*PROBLEM REQUIREMENTS*
Reply with one number only: the count of lines below that contain the word "category".

---- DATASET ROWS

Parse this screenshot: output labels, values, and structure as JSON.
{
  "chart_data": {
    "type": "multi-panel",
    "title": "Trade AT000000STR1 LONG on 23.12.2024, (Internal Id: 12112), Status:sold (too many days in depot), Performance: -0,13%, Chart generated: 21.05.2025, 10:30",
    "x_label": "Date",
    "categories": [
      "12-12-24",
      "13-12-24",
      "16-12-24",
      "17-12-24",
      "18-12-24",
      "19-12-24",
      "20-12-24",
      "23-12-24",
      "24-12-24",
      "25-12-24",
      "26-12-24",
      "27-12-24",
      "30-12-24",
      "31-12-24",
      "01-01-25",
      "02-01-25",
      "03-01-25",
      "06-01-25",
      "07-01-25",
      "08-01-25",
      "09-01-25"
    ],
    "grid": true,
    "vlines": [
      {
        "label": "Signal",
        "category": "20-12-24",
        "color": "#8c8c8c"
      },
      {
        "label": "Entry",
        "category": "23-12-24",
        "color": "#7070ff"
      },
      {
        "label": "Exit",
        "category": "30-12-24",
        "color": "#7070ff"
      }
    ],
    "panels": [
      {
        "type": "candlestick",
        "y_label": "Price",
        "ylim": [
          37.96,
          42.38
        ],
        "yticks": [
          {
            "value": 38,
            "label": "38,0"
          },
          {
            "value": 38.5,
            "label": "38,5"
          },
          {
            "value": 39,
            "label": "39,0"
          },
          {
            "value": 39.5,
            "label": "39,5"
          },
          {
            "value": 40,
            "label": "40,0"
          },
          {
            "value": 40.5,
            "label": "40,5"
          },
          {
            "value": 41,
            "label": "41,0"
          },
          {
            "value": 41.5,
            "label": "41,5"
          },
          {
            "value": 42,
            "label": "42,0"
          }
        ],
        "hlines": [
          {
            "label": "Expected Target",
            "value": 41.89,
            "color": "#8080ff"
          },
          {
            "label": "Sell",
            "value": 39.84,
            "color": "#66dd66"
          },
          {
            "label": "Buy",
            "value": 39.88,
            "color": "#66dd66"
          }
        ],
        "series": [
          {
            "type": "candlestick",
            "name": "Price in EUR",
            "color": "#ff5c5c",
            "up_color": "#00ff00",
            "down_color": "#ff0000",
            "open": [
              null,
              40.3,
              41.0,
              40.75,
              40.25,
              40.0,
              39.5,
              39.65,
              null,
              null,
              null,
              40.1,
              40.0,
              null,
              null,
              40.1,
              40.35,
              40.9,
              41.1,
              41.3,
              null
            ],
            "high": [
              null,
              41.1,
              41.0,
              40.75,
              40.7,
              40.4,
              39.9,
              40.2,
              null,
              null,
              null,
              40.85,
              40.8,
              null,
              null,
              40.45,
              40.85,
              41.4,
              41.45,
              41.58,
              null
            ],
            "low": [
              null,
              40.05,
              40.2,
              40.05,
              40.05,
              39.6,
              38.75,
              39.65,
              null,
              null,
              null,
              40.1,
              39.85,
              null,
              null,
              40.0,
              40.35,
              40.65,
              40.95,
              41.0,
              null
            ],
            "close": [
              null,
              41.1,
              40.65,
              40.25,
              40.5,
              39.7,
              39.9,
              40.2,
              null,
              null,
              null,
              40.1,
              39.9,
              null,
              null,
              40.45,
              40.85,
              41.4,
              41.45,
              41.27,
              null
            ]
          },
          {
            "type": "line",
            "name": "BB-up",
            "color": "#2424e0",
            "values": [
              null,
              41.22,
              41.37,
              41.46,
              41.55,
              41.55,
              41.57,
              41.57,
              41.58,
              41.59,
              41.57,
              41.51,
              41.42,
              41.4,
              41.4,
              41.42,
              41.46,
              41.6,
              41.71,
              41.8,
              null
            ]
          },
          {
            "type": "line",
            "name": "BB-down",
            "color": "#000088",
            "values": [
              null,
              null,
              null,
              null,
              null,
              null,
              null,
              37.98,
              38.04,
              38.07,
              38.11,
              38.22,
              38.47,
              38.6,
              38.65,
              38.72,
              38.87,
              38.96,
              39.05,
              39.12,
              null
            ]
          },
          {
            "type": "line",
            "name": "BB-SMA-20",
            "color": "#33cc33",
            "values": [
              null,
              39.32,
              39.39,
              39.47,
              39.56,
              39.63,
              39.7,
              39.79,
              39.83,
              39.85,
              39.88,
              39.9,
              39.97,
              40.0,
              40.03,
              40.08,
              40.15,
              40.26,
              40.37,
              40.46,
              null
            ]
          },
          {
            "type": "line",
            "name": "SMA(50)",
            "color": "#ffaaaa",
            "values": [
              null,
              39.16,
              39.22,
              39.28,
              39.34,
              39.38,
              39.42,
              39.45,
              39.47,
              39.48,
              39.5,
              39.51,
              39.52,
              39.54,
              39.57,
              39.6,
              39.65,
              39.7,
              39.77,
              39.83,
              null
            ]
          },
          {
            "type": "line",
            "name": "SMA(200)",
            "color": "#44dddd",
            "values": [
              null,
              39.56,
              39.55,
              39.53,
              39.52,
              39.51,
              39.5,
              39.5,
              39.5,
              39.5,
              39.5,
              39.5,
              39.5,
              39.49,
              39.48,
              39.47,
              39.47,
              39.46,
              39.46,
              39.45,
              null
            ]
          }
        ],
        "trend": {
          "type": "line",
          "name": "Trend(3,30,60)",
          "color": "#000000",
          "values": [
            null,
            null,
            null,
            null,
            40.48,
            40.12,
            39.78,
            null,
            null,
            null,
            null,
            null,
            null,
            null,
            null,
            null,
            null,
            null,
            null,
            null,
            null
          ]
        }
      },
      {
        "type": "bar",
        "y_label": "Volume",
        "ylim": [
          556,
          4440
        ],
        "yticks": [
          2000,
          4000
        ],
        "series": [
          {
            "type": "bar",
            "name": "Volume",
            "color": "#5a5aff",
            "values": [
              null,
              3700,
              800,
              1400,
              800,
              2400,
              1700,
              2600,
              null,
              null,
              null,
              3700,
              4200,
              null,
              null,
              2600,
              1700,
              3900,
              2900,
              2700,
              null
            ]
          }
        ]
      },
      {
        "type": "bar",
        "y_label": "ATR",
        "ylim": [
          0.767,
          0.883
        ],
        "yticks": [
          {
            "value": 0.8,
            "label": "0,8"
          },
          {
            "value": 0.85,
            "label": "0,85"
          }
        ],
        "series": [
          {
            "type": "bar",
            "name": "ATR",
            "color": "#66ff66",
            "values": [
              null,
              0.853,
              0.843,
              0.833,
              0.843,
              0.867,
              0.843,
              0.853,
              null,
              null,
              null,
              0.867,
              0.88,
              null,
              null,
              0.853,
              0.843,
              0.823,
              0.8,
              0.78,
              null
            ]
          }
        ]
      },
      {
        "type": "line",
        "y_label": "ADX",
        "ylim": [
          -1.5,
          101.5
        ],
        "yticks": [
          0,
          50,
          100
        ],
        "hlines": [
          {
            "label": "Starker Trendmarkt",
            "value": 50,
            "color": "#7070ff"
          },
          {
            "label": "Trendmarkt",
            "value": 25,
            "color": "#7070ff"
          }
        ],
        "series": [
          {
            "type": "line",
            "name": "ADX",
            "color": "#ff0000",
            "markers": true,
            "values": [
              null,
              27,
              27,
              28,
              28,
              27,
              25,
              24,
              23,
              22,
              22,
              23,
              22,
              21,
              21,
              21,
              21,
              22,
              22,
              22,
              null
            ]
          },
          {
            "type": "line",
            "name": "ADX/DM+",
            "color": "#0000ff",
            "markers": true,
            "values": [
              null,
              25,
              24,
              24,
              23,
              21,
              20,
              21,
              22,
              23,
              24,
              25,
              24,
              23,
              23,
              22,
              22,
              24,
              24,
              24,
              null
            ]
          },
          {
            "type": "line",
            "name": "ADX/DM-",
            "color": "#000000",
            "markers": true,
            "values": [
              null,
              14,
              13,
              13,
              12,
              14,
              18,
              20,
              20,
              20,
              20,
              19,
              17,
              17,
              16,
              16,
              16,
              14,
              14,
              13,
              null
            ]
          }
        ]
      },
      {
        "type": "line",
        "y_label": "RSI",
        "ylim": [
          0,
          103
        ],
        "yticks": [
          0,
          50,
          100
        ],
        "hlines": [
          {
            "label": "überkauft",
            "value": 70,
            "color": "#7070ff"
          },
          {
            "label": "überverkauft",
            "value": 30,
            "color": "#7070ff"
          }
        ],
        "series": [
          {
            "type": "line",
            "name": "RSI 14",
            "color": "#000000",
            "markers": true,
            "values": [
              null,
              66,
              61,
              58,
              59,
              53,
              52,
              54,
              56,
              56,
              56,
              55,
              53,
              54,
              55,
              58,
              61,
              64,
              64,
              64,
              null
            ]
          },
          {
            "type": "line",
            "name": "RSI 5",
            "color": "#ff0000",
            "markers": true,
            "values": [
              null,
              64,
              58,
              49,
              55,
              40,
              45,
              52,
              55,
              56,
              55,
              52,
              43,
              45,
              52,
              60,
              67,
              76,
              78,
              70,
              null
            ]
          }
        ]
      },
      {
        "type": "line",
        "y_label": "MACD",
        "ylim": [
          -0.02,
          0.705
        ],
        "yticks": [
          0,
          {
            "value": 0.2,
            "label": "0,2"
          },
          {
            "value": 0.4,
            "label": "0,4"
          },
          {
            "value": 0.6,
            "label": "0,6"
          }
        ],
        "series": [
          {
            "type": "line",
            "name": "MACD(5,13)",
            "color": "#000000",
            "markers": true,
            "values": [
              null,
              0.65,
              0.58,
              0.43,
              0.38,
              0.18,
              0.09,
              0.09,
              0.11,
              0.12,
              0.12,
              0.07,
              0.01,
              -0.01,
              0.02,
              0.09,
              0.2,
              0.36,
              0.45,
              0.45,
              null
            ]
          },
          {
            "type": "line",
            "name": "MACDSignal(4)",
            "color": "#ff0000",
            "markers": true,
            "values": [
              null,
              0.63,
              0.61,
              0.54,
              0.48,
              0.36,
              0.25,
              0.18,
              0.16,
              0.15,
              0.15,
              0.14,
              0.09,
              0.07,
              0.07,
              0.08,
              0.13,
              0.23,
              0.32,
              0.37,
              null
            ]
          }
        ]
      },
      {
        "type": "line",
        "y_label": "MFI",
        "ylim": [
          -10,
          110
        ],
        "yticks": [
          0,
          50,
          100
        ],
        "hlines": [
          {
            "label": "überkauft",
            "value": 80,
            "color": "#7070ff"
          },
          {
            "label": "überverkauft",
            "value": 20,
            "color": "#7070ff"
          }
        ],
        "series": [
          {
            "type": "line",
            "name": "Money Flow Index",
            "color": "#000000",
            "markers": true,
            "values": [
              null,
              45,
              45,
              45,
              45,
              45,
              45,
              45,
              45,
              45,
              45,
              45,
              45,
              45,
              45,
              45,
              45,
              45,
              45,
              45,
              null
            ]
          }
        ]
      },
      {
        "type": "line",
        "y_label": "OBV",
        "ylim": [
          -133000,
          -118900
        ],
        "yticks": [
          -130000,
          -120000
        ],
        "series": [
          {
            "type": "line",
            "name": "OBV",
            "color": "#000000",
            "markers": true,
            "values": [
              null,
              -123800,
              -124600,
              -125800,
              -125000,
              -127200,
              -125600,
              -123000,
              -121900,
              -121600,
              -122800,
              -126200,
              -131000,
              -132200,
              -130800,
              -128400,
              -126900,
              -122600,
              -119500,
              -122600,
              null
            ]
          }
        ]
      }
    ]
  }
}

--------

*TASK ANSWER*
3